- _WHAT YOU ARE ASKED TO DO_
Without altering anything, output the material below.

- _RECORDS PROVIDED_
·····
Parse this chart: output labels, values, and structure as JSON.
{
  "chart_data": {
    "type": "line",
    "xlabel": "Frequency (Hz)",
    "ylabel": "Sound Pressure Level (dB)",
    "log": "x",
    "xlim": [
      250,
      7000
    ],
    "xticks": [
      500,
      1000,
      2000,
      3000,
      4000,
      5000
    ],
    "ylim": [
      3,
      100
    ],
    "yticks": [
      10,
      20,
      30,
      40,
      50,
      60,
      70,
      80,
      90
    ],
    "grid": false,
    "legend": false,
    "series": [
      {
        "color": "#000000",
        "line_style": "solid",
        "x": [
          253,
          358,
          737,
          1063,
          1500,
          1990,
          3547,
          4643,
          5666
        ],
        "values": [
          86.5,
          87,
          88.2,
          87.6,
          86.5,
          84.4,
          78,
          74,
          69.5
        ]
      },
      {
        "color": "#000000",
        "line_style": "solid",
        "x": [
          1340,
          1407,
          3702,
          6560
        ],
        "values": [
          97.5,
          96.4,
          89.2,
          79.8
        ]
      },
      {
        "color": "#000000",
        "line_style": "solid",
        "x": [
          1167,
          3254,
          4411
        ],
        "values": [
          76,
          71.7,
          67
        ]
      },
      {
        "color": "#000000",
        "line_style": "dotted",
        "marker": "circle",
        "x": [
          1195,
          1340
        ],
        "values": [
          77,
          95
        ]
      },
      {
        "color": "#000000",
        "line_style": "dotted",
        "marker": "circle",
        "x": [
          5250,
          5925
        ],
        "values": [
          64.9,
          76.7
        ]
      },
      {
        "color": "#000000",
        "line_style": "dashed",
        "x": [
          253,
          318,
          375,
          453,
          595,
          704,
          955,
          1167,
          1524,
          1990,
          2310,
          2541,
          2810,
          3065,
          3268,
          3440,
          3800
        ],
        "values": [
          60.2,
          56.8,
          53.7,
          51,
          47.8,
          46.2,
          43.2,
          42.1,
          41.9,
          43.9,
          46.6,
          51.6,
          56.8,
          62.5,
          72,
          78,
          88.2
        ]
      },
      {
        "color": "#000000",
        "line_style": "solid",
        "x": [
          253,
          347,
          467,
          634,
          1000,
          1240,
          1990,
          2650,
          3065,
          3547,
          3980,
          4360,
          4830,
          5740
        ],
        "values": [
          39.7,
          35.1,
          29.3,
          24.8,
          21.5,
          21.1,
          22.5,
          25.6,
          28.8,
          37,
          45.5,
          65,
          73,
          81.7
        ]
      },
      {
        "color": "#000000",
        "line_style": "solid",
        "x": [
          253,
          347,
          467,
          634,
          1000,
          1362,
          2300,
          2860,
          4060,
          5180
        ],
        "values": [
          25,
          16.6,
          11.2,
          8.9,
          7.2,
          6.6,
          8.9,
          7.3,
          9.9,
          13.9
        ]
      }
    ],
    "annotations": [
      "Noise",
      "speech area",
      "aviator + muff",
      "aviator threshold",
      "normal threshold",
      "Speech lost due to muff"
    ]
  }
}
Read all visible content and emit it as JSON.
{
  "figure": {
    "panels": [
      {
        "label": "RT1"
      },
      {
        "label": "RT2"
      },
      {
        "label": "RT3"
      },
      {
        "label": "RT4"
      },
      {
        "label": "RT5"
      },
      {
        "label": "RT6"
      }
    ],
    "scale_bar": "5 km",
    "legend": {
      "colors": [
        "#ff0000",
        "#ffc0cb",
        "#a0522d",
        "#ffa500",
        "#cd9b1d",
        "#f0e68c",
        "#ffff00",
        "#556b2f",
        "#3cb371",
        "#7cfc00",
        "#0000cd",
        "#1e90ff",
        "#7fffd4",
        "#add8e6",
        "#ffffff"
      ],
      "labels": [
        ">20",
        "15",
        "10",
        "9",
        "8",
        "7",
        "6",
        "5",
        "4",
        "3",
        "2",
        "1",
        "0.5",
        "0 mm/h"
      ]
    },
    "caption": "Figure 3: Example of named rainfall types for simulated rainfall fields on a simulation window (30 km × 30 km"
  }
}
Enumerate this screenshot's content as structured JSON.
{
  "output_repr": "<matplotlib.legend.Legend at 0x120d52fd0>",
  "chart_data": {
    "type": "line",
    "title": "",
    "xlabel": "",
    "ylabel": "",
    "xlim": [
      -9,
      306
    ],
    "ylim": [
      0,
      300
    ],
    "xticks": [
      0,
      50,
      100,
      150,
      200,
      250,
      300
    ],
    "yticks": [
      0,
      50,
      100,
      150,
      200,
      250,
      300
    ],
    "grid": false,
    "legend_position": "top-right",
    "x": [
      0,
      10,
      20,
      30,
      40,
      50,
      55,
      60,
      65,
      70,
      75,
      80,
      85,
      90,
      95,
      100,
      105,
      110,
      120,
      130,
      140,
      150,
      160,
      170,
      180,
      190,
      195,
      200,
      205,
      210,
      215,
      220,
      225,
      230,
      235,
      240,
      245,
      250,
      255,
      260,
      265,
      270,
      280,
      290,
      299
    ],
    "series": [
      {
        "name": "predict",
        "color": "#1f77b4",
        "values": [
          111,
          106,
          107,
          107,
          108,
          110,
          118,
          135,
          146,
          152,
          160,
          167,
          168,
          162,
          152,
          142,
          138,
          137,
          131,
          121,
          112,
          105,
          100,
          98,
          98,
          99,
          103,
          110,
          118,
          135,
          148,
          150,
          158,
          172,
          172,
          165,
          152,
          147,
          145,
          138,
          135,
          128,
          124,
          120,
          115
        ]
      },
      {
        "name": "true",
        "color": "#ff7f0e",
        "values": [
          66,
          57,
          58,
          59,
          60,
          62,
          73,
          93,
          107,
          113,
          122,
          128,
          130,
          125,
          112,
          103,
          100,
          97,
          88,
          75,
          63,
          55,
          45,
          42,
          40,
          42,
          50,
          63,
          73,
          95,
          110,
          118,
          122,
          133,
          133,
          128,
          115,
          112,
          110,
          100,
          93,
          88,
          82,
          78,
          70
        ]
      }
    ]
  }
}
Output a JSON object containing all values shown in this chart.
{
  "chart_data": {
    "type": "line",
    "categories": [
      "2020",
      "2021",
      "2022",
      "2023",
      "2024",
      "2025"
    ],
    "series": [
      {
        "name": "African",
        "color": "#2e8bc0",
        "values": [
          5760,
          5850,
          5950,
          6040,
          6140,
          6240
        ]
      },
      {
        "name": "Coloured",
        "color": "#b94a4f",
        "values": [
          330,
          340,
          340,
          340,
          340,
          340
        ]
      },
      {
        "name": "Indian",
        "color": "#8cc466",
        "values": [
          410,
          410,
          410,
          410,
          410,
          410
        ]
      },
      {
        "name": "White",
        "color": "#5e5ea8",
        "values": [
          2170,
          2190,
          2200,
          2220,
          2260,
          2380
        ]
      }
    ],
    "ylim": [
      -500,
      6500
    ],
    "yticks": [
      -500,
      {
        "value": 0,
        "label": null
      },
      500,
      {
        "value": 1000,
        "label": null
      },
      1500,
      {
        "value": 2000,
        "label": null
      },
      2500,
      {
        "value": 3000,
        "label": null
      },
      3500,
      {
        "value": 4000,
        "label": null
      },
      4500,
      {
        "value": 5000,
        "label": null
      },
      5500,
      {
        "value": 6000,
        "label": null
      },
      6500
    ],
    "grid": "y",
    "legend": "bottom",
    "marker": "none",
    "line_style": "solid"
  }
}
·····
- _FINISHED EXERCISE_
Parse this chart: output labels, values, and structure as JSON.
{
  "chart_data": {
    "type": "line",
    "xlabel": "Frequency (Hz)",
    "ylabel": "Sound Pressure Level (dB)",
    "log": "x",
    "xlim": [
      250,
      7000
    ],
    "xticks": [
      500,
      1000,
      2000,
      3000,
      4000,
      5000
    ],
    "ylim": [
      3,
      100
    ],
    "yticks": [
      10,
      20,
      30,
      40,
      50,
      60,
      70,
      80,
      90
    ],
    "grid": false,
    "legend": false,
    "series": [
      {
        "color": "#000000",
        "line_style": "solid",
        "x": [
          253,
          358,
          737,
          1063,
          1500,
          1990,
          3547,
          4643,
          5666
        ],
        "values": [
          86.5,
          87,
          88.2,
          87.6,
          86.5,
          84.4,
          78,
          74,
          69.5
        ]
      },
      {
        "color": "#000000",
        "line_style": "solid",
        "x": [
          1340,
          1407,
          3702,
          6560
        ],
        "values": [
          97.5,
          96.4,
          89.2,
          79.8
        ]
      },
      {
        "color": "#000000",
        "line_style": "solid",
        "x": [
          1167,
          3254,
          4411
        ],
        "values": [
          76,
          71.7,
          67
        ]
      },
      {
        "color": "#000000",
        "line_style": "dotted",
        "marker": "circle",
        "x": [
          1195,
          1340
        ],
        "values": [
          77,
          95
        ]
      },
      {
        "color": "#000000",
        "line_style": "dotted",
        "marker": "circle",
        "x": [
          5250,
          5925
        ],
        "values": [
          64.9,
          76.7
        ]
      },
      {
        "color": "#000000",
        "line_style": "dashed",
        "x": [
          253,
          318,
          375,
          453,
          595,
          704,
          955,
          1167,
          1524,
          1990,
          2310,
          2541,
          2810,
          3065,
          3268,
          3440,
          3800
        ],
        "values": [
          60.2,
          56.8,
          53.7,
          51,
          47.8,
          46.2,
          43.2,
          42.1,
          41.9,
          43.9,
          46.6,
          51.6,
          56.8,
          62.5,
          72,
          78,
          88.2
        ]
      },
      {
        "color": "#000000",
        "line_style": "solid",
        "x": [
          253,
          347,
          467,
          634,
          1000,
          1240,
          1990,
          2650,
          3065,
          3547,
          3980,
          4360,
          4830,
          5740
        ],
        "values": [
          39.7,
          35.1,
          29.3,
          24.8,
          21.5,
          21.1,
          22.5,
          25.6,
          28.8,
          37,
          45.5,
          65,
          73,
          81.7
        ]
      },
      {
        "color": "#000000",
        "line_style": "solid",
        "x": [
          253,
          347,
          467,
          634,
          1000,
          1362,
          2300,
          2860,
          4060,
          5180
        ],
        "values": [
          25,
          16.6,
          11.2,
          8.9,
          7.2,
          6.6,
          8.9,
          7.3,
          9.9,
          13.9
        ]
      }
    ],
    "annotations": [
      "Noise",
      "speech area",
      "aviator + muff",
      "aviator threshold",
      "normal threshold",
      "Speech lost due to muff"
    ]
  }
}
Read all visible content and emit it as JSON.
{
  "figure": {
    "panels": [
      {
        "label": "RT1"
      },
      {
        "label": "RT2"
      },
      {
        "label": "RT3"
      },
      {
        "label": "RT4"
      },
      {
        "label": "RT5"
      },
      {
        "label": "RT6"
      }
    ],
    "scale_bar": "5 km",
    "legend": {
      "colors": [
        "#ff0000",
        "#ffc0cb",
        "#a0522d",
        "#ffa500",
        "#cd9b1d",
        "#f0e68c",
        "#ffff00",
        "#556b2f",
        "#3cb371",
        "#7cfc00",
        "#0000cd",
        "#1e90ff",
        "#7fffd4",
        "#add8e6",
        "#ffffff"
      ],
      "labels": [
        ">20",
        "15",
        "10",
        "9",
        "8",
        "7",
        "6",
        "5",
        "4",
        "3",
        "2",
        "1",
        "0.5",
        "0 mm/h"
      ]
    },
    "caption": "Figure 3: Example of named rainfall types for simulated rainfall fields on a simulation window (30 km × 30 km"
  }
}
Enumerate this screenshot's content as structured JSON.
{
  "output_repr": "<matplotlib.legend.Legend at 0x120d52fd0>",
  "chart_data": {
    "type": "line",
    "title": "",
    "xlabel": "",
    "ylabel": "",
    "xlim": [
      -9,
      306
    ],
    "ylim": [
      0,
      300
    ],
    "xticks": [
      0,
      50,
      100,
      150,
      200,
      250,
      300
    ],
    "yticks": [
      0,
      50,
      100,
      150,
      200,
      250,
      300
    ],
    "grid": false,
    "legend_position": "top-right",
    "x": [
      0,
      10,
      20,
      30,
      40,
      50,
      55,
      60,
      65,
      70,
      75,
      80,
      85,
      90,
      95,
      100,
      105,
      110,
      120,
      130,
      140,
      150,
      160,
      170,
      180,
      190,
      195,
      200,
      205,
      210,
      215,
      220,
      225,
      230,
      235,
      240,
      245,
      250,
      255,
      260,
      265,
      270,
      280,
      290,
      299
    ],
    "series": [
      {
        "name": "predict",
        "color": "#1f77b4",
        "values": [
          111,
          106,
          107,
          107,
          108,
          110,
          118,
          135,
          146,
          152,
          160,
          167,
          168,
          162,
          152,
          142,
          138,
          137,
          131,
          121,
          112,
          105,
          100,
          98,
          98,
          99,
          103,
          110,
          118,
          135,
          148,
          150,
          158,
          172,
          172,
          165,
          152,
          147,
          145,
          138,
          135,
          128,
          124,
          120,
          115
        ]
      },
      {
        "name": "true",
        "color": "#ff7f0e",
        "values": [
          66,
          57,
          58,
          59,
          60,
          62,
          73,
          93,
          107,
          113,
          122,
          128,
          130,
          125,
          112,
          103,
          100,
          97,
          88,
          75,
          63,
          55,
          45,
          42,
          40,
          42,
          50,
          63,
          73,
          95,
          110,
          118,
          122,
          133,
          133,
          128,
          115,
          112,
          110,
          100,
          93,
          88,
          82,
          78,
          70
        ]
      }
    ]
  }
}
Output a JSON object containing all values shown in this chart.
{
  "chart_data": {
    "type": "line",
    "categories": [
      "2020",
      "2021",
      "2022",
      "2023",
      "2024",
      "2025"
    ],
    "series": [
      {
        "name": "African",
        "color": "#2e8bc0",
        "values": [
          5760,
          5850,
          5950,
          6040,
          6140,
          6240
        ]
      },
      {
        "name": "Coloured",
        "color": "#b94a4f",
        "values": [
          330,
          340,
          340,
          340,
          340,
          340
        ]
      },
      {
        "name": "Indian",
        "color": "#8cc466",
        "values": [
          410,
          410,
          410,
          410,
          410,
          410
        ]
      },
      {
        "name": "White",
        "color": "#5e5ea8",
        "values": [
          2170,
          2190,
          2200,
          2220,
          2260,
          2380
        ]
      }
    ],
    "ylim": [
      -500,
      6500
    ],
    "yticks": [
      -500,
      {
        "value": 0,
        "label": null
      },
      500,
      {
        "value": 1000,
        "label": null
      },
      1500,
      {
        "value": 2000,
        "label": null
      },
      2500,
      {
        "value": 3000,
        "label": null
      },
      3500,
      {
        "value": 4000,
        "label": null
      },
      4500,
      {
        "value": 5000,
        "label": null
      },
      5500,
      {
        "value": 6000,
        "label": null
      },
      6500
    ],
    "grid": "y",
    "legend": "bottom",
    "marker": "none",
    "line_style": "solid"
  }
}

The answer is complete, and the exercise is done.